## begin Rows

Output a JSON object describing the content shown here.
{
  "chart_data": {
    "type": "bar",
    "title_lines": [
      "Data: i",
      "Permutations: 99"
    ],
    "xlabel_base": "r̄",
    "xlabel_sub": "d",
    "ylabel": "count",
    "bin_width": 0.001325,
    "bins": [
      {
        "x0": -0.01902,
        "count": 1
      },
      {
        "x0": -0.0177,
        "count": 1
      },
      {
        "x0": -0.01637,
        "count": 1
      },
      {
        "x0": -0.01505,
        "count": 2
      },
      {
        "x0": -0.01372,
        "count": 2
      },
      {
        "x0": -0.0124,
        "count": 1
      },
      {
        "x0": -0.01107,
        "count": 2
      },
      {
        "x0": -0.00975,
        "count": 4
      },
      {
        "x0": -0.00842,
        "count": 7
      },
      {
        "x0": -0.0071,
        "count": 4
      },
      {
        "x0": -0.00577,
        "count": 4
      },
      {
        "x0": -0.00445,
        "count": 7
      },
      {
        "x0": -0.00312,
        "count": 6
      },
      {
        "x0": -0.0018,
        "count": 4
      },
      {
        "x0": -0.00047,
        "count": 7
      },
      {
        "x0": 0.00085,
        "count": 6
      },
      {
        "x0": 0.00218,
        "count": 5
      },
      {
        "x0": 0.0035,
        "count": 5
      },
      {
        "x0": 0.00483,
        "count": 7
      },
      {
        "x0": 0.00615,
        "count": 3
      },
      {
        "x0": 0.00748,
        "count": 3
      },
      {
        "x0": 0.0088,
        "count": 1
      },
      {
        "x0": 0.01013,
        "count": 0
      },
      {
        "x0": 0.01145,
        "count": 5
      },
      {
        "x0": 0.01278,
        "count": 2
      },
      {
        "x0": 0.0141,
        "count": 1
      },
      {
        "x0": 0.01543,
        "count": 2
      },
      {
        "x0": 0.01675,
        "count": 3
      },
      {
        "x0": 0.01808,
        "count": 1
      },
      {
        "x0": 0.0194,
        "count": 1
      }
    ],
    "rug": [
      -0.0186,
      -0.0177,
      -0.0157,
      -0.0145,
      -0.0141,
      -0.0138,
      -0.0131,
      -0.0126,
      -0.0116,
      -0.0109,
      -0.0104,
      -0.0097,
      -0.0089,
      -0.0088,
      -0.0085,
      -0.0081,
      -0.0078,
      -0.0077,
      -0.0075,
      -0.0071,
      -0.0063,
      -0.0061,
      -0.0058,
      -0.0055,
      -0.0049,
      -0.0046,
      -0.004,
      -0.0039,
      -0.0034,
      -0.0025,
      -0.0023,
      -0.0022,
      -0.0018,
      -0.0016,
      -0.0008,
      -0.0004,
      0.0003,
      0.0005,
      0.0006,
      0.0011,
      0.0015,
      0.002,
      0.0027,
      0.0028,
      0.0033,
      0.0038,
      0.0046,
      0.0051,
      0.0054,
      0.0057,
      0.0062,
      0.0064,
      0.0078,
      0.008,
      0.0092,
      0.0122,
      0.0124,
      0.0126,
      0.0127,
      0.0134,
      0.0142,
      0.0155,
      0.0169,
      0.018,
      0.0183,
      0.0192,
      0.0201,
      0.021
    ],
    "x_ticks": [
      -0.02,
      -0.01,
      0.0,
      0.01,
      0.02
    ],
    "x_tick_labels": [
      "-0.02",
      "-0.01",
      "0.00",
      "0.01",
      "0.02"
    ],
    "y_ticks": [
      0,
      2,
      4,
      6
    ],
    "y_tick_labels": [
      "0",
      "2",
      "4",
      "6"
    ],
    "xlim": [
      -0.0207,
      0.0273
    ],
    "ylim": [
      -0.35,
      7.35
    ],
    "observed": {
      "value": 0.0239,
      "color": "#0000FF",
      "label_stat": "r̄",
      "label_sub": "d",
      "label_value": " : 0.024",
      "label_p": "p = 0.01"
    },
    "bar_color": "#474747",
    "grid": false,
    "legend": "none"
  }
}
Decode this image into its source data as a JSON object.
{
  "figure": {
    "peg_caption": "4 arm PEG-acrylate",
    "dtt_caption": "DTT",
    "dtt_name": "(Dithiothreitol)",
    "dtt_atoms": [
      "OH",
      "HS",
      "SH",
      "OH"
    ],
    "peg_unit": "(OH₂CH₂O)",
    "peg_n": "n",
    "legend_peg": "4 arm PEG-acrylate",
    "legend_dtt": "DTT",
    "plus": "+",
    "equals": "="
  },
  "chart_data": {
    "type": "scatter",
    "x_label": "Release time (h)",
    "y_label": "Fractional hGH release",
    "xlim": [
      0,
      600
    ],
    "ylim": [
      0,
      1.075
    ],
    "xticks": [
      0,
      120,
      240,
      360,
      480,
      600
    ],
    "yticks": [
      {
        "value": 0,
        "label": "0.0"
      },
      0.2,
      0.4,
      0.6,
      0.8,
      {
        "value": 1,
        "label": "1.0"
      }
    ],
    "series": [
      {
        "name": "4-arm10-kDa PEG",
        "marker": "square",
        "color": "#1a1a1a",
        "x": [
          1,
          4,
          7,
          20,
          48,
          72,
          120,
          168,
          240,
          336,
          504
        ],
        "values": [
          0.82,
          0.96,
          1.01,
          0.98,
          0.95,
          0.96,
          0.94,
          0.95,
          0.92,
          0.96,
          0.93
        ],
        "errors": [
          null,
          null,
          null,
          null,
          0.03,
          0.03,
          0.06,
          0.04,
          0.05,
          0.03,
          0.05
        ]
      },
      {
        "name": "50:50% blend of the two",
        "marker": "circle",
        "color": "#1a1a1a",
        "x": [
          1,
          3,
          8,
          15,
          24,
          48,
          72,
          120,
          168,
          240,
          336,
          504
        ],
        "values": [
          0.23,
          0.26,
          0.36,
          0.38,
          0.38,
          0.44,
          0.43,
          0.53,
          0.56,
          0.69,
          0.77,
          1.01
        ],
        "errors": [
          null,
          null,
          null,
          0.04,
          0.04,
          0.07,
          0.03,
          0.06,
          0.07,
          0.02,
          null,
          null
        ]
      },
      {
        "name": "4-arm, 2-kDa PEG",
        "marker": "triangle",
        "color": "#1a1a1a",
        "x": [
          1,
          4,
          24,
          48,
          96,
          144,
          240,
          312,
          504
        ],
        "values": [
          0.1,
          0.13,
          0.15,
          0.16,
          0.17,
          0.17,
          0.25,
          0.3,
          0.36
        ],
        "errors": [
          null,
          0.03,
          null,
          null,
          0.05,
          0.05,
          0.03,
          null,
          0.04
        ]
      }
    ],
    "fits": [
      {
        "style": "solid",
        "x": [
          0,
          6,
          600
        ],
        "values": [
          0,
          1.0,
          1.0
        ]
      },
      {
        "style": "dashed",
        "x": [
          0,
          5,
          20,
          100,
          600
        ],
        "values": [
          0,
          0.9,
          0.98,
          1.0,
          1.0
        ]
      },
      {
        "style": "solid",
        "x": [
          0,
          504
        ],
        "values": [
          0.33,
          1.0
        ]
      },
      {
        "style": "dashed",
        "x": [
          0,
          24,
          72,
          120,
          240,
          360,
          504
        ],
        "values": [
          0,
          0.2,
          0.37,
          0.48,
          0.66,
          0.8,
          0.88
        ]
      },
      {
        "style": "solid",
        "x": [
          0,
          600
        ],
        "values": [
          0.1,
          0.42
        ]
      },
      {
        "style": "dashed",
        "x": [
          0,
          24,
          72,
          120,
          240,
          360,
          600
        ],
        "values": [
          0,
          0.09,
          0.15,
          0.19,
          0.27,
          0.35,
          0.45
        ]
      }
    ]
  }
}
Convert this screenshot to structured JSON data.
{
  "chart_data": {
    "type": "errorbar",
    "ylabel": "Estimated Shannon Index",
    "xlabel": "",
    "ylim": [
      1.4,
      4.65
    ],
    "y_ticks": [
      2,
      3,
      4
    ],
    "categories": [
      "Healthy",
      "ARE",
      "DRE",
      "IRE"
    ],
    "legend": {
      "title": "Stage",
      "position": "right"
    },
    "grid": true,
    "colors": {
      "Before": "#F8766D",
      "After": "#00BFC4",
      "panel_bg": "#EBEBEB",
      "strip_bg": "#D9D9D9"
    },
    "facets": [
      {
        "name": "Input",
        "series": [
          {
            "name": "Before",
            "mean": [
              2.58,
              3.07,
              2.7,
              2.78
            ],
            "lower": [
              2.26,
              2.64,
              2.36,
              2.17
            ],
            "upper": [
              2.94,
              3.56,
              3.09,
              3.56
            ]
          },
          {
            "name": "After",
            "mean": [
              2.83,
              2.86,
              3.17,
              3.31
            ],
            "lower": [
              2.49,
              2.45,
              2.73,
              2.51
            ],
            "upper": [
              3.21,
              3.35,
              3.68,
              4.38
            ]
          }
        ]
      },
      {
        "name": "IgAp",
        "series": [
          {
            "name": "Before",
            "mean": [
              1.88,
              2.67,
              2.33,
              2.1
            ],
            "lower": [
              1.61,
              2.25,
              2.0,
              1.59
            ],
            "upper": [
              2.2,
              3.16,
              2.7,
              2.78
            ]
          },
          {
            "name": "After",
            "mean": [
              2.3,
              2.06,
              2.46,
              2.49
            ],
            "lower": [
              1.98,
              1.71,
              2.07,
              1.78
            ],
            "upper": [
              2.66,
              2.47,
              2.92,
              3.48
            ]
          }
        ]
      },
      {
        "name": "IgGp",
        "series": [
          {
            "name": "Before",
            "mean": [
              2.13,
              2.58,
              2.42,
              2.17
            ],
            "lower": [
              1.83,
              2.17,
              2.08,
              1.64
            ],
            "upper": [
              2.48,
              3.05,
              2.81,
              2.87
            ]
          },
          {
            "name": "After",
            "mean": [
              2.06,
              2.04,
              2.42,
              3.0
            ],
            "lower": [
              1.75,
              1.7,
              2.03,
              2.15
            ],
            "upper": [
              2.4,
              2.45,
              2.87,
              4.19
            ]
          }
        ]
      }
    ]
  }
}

## end Rows

_Given instruction_. Which lines in the listing above hold the word "object"? Show each of them.

_Reply_.
Output a JSON object describing the content shown here.
Decode this image into its source data as a JSON object.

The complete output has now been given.